Exercise requirements
Lines containing the string "JSON" are to be counted; report the number and nothing more.

Dataset records
........

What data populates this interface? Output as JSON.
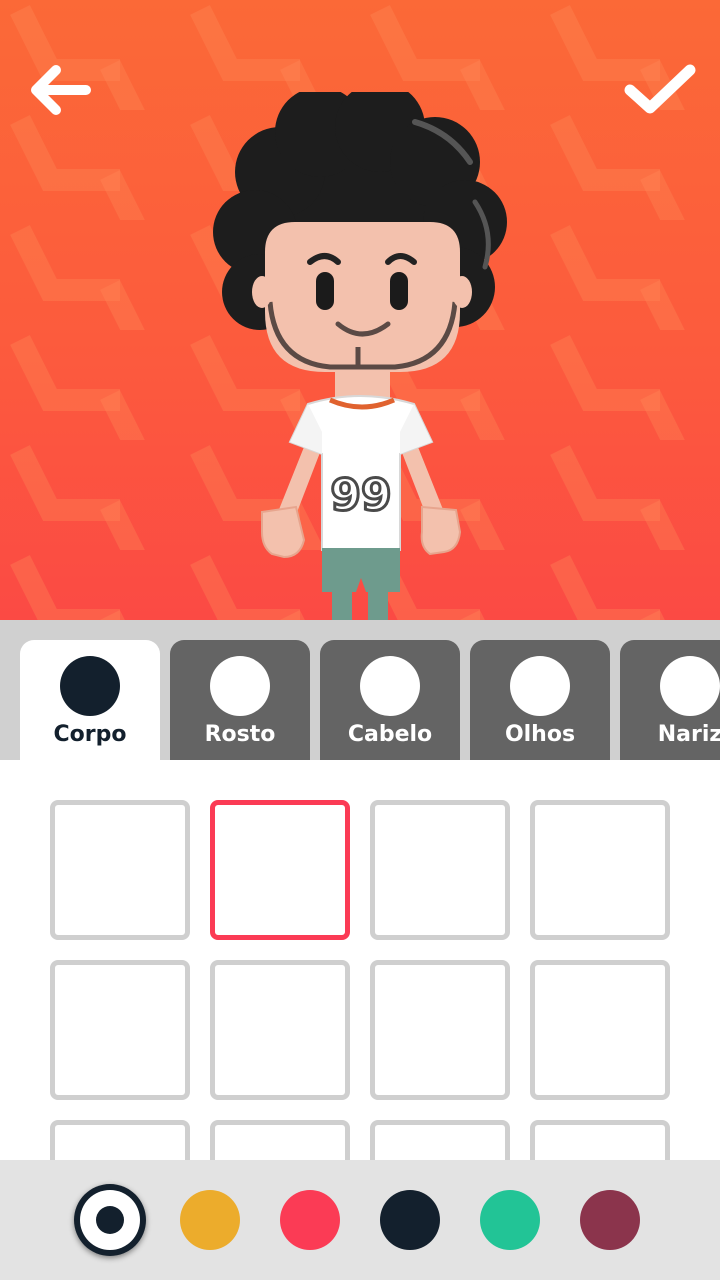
{
  "header": {
    "back_icon": "arrow-left-icon",
    "confirm_icon": "checkmark-icon"
  },
  "avatar": {
    "jersey_number": "99",
    "background_color": "#fb5b3d"
  },
  "tabs": [
    {
      "label": "Corpo",
      "active": true
    },
    {
      "label": "Rosto",
      "active": false
    },
    {
      "label": "Cabelo",
      "active": false
    },
    {
      "label": "Olhos",
      "active": false
    },
    {
      "label": "Nariz",
      "active": false
    }
  ],
  "options": {
    "selected_index": 1,
    "count": 12
  },
  "colors": [
    {
      "name": "dark-navy",
      "hex": "#13202d",
      "selected": true
    },
    {
      "name": "yellow",
      "hex": "#ecac2c",
      "selected": false
    },
    {
      "name": "red",
      "hex": "#fb3b55",
      "selected": false
    },
    {
      "name": "navy",
      "hex": "#13202d",
      "selected": false
    },
    {
      "name": "green",
      "hex": "#22c496",
      "selected": false
    },
    {
      "name": "maroon",
      "hex": "#8b344c",
      "selected": false
    }
  ],
  "accent_color": "#fb3b55"
}
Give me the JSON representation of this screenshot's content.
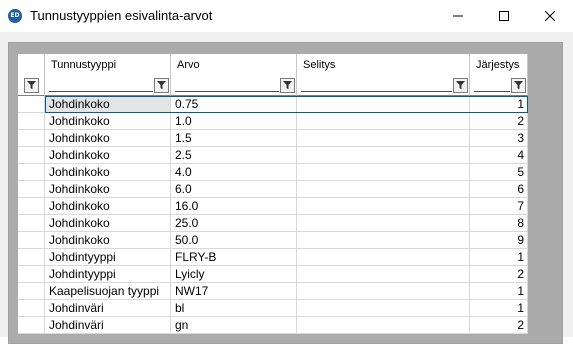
{
  "window": {
    "icon_text": "ED",
    "title": "Tunnustyyppien esivalinta-arvot"
  },
  "grid": {
    "columns": [
      {
        "label": "",
        "key": "selector"
      },
      {
        "label": "Tunnustyyppi",
        "key": "type"
      },
      {
        "label": "Arvo",
        "key": "value"
      },
      {
        "label": "Selitys",
        "key": "desc"
      },
      {
        "label": "Järjestys",
        "key": "order"
      }
    ],
    "selected_row": 0,
    "rows": [
      {
        "type": "Johdinkoko",
        "value": "0.75",
        "desc": "",
        "order": "1"
      },
      {
        "type": "Johdinkoko",
        "value": "1.0",
        "desc": "",
        "order": "2"
      },
      {
        "type": "Johdinkoko",
        "value": "1.5",
        "desc": "",
        "order": "3"
      },
      {
        "type": "Johdinkoko",
        "value": "2.5",
        "desc": "",
        "order": "4"
      },
      {
        "type": "Johdinkoko",
        "value": "4.0",
        "desc": "",
        "order": "5"
      },
      {
        "type": "Johdinkoko",
        "value": "6.0",
        "desc": "",
        "order": "6"
      },
      {
        "type": "Johdinkoko",
        "value": "16.0",
        "desc": "",
        "order": "7"
      },
      {
        "type": "Johdinkoko",
        "value": "25.0",
        "desc": "",
        "order": "8"
      },
      {
        "type": "Johdinkoko",
        "value": "50.0",
        "desc": "",
        "order": "9"
      },
      {
        "type": "Johdintyyppi",
        "value": "FLRY-B",
        "desc": "",
        "order": "1"
      },
      {
        "type": "Johdintyyppi",
        "value": "Lyicly",
        "desc": "",
        "order": "2"
      },
      {
        "type": "Kaapelisuojan tyyppi",
        "value": "NW17",
        "desc": "",
        "order": "1"
      },
      {
        "type": "Johdinväri",
        "value": "bl",
        "desc": "",
        "order": "1"
      },
      {
        "type": "Johdinväri",
        "value": "gn",
        "desc": "",
        "order": "2"
      }
    ]
  },
  "icons": {
    "filter": "filter-icon",
    "minimize": "minimize-icon",
    "maximize": "maximize-icon",
    "close": "close-icon"
  }
}
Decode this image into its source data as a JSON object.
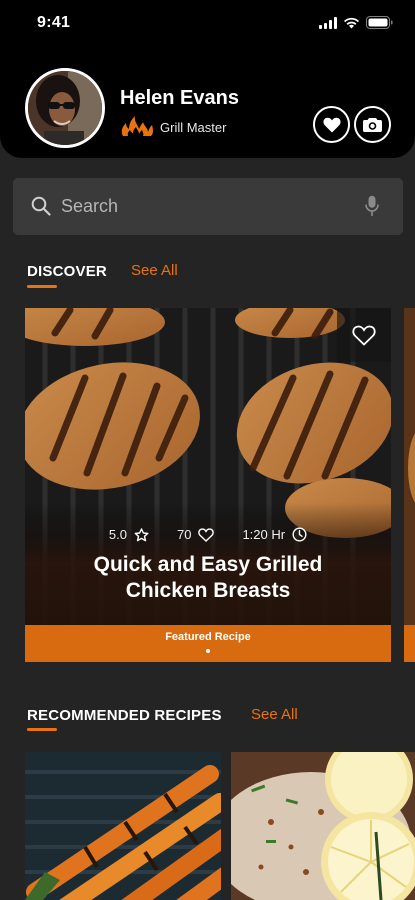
{
  "status_bar": {
    "time": "9:41"
  },
  "header": {
    "user_name": "Helen Evans",
    "user_title": "Grill Master"
  },
  "search": {
    "placeholder": "Search"
  },
  "discover": {
    "title": "DISCOVER",
    "see_all": "See All",
    "featured": {
      "rating": "5.0",
      "likes": "70",
      "duration": "1:20 Hr",
      "title": "Quick and Easy Grilled Chicken Breasts",
      "label": "Featured Recipe"
    }
  },
  "recommended": {
    "title": "RECOMMENDED RECIPES",
    "see_all": "See All"
  },
  "colors": {
    "accent": "#e9730f",
    "background": "#242424",
    "header": "#000000",
    "search_bg": "#3a3a3a"
  },
  "icons": [
    "signal-icon",
    "wifi-icon",
    "battery-icon",
    "flame-icon",
    "heart-icon",
    "camera-icon",
    "search-icon",
    "microphone-icon",
    "star-icon",
    "clock-icon"
  ]
}
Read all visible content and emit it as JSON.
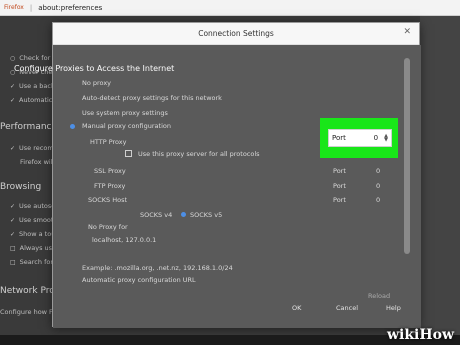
{
  "browser": {
    "app_name": "Firefox",
    "url": "about:preferences"
  },
  "background_page": {
    "items": [
      "Check for up",
      "Never check",
      "Use a backgr",
      "Automatically",
      "Use recomm",
      "Firefox wil",
      "Use autosc",
      "Use smooth",
      "Show a touch",
      "Always use th",
      "Search for te",
      "Configure how Firefox"
    ],
    "headings": [
      "Performance",
      "Browsing",
      "Network Pro"
    ]
  },
  "dialog": {
    "title": "Connection Settings",
    "section_heading": "Configure Proxies to Access the Internet",
    "options": {
      "no_proxy": "No proxy",
      "auto_detect": "Auto-detect proxy settings for this network",
      "system": "Use system proxy settings",
      "manual": "Manual proxy configuration"
    },
    "http_proxy_label": "HTTP Proxy",
    "use_for_all": "Use this proxy server for all protocols",
    "ssl_proxy_label": "SSL Proxy",
    "ftp_proxy_label": "FTP Proxy",
    "socks_host_label": "SOCKS Host",
    "socks_v4": "SOCKS v4",
    "socks_v5": "SOCKS v5",
    "no_proxy_for_label": "No Proxy for",
    "no_proxy_for_value": "localhost, 127.0.0.1",
    "example_text": "Example: .mozilla.org, .net.nz, 192.168.1.0/24",
    "auto_config_label": "Automatic proxy configuration URL",
    "reload_label": "Reload",
    "port_label": "Port",
    "port_http_value": "0",
    "port_ssl_value": "0",
    "port_ftp_value": "0",
    "port_socks_value": "0",
    "buttons": {
      "ok": "OK",
      "cancel": "Cancel",
      "help": "Help"
    }
  },
  "watermark": "wikiHow",
  "colors": {
    "highlight": "#19e619",
    "radio_selected": "#4d8fe6"
  }
}
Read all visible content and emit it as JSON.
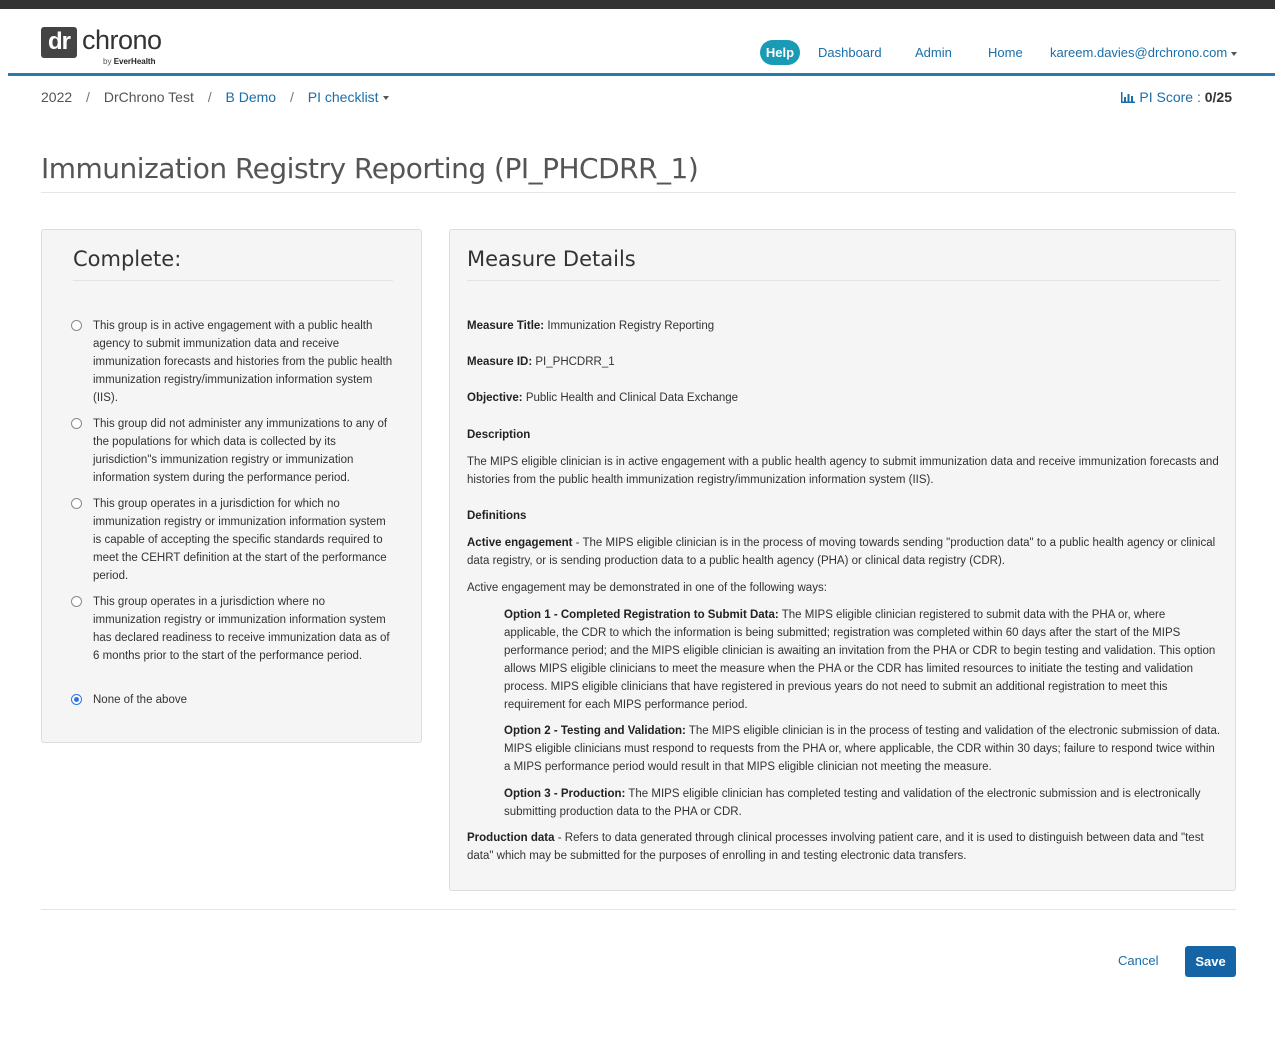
{
  "header": {
    "logo": {
      "mark": "dr",
      "word": "chrono",
      "byline_prefix": "by",
      "byline_brand": "EverHealth"
    },
    "help_label": "Help",
    "nav": {
      "dashboard": "Dashboard",
      "admin": "Admin",
      "home": "Home",
      "user_email": "kareem.davies@drchrono.com"
    }
  },
  "breadcrumb": {
    "year": "2022",
    "sep": "/",
    "practice": "DrChrono Test",
    "provider": "B Demo",
    "checklist": "PI checklist"
  },
  "pi_score": {
    "label": "PI Score",
    "sep": ":",
    "value": "0/25"
  },
  "page_title": "Immunization Registry Reporting (PI_PHCDRR_1)",
  "complete_panel": {
    "heading": "Complete:",
    "options": [
      {
        "text": "This group is in active engagement with a public health agency to submit immunization data and receive immunization forecasts and histories from the public health immunization registry/immunization information system (IIS).",
        "checked": false
      },
      {
        "text": "This group did not administer any immunizations to any of the populations for which data is collected by its jurisdiction\"s immunization registry or immunization information system during the performance period.",
        "checked": false
      },
      {
        "text": "This group operates in a jurisdiction for which no immunization registry or immunization information system is capable of accepting the specific standards required to meet the CEHRT definition at the start of the performance period.",
        "checked": false
      },
      {
        "text": "This group operates in a jurisdiction where no immunization registry or immunization information system has declared readiness to receive immunization data as of 6 months prior to the start of the performance period.",
        "checked": false
      },
      {
        "text": "None of the above",
        "checked": true
      }
    ]
  },
  "measure_details": {
    "heading": "Measure Details",
    "title_label": "Measure Title:",
    "title_value": "Immunization Registry Reporting",
    "id_label": "Measure ID:",
    "id_value": "PI_PHCDRR_1",
    "objective_label": "Objective:",
    "objective_value": "Public Health and Clinical Data Exchange",
    "description_heading": "Description",
    "description_text": "The MIPS eligible clinician is in active engagement with a public health agency to submit immunization data and receive immunization forecasts and histories from the public health immunization registry/immunization information system (IIS).",
    "definitions_heading": "Definitions",
    "active_engagement_label": "Active engagement",
    "active_engagement_text": "- The MIPS eligible clinician is in the process of moving towards sending \"production data\" to a public health agency or clinical data registry, or is sending production data to a public health agency (PHA) or clinical data registry (CDR).",
    "ways_text": "Active engagement may be demonstrated in one of the following ways:",
    "option1_label": "Option 1 - Completed Registration to Submit Data:",
    "option1_text": "The MIPS eligible clinician registered to submit data with the PHA or, where applicable, the CDR to which the information is being submitted; registration was completed within 60 days after the start of the MIPS performance period; and the MIPS eligible clinician is awaiting an invitation from the PHA or CDR to begin testing and validation. This option allows MIPS eligible clinicians to meet the measure when the PHA or the CDR has limited resources to initiate the testing and validation process. MIPS eligible clinicians that have registered in previous years do not need to submit an additional registration to meet this requirement for each MIPS performance period.",
    "option2_label": "Option 2 - Testing and Validation:",
    "option2_text": "The MIPS eligible clinician is in the process of testing and validation of the electronic submission of data. MIPS eligible clinicians must respond to requests from the PHA or, where applicable, the CDR within 30 days; failure to respond twice within a MIPS performance period would result in that MIPS eligible clinician not meeting the measure.",
    "option3_label": "Option 3 - Production:",
    "option3_text": "The MIPS eligible clinician has completed testing and validation of the electronic submission and is electronically submitting production data to the PHA or CDR.",
    "production_label": "Production data",
    "production_text": "- Refers to data generated through clinical processes involving patient care, and it is used to distinguish between data and \"test data\" which may be submitted for the purposes of enrolling in and testing electronic data transfers."
  },
  "footer": {
    "cancel_label": "Cancel",
    "save_label": "Save"
  },
  "colors": {
    "link": "#1a6ea8",
    "primary_button": "#1565a6",
    "help_badge": "#1a9bb5",
    "nav_rule": "#2a7ab0",
    "panel_bg": "#f5f5f5"
  }
}
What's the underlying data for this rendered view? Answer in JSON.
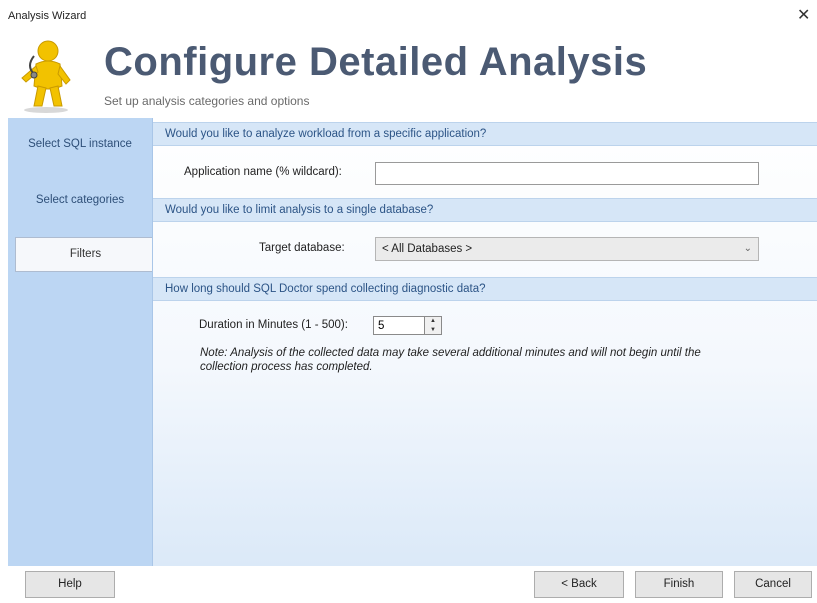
{
  "window": {
    "title": "Analysis Wizard",
    "close_glyph": "✕"
  },
  "header": {
    "title": "Configure Detailed Analysis",
    "subtitle": "Set up analysis categories and options",
    "mascot_icon": "wizard-mascot-icon"
  },
  "sidebar": {
    "items": [
      {
        "label": "Select SQL instance",
        "active": false
      },
      {
        "label": "Select categories",
        "active": false
      },
      {
        "label": "Filters",
        "active": true
      }
    ]
  },
  "sections": {
    "application": {
      "header": "Would you like to analyze workload from a specific application?",
      "label": "Application name (% wildcard):",
      "value": ""
    },
    "database": {
      "header": "Would you like to limit analysis to a single database?",
      "label": "Target database:",
      "selected": "< All Databases >"
    },
    "duration": {
      "header": "How long should SQL Doctor spend collecting diagnostic data?",
      "label": "Duration in Minutes (1 - 500):",
      "value": "5",
      "note": "Note: Analysis of the collected data may take several additional minutes and will not begin until the collection process has completed."
    }
  },
  "buttons": {
    "help": "Help",
    "back": "< Back",
    "finish": "Finish",
    "cancel": "Cancel"
  },
  "colors": {
    "sidebar_bg": "#bcd6f3",
    "section_header_bg": "#d6e6f7",
    "title_color": "#4b5a73",
    "section_header_text": "#2c5486"
  }
}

........

Problem solution
6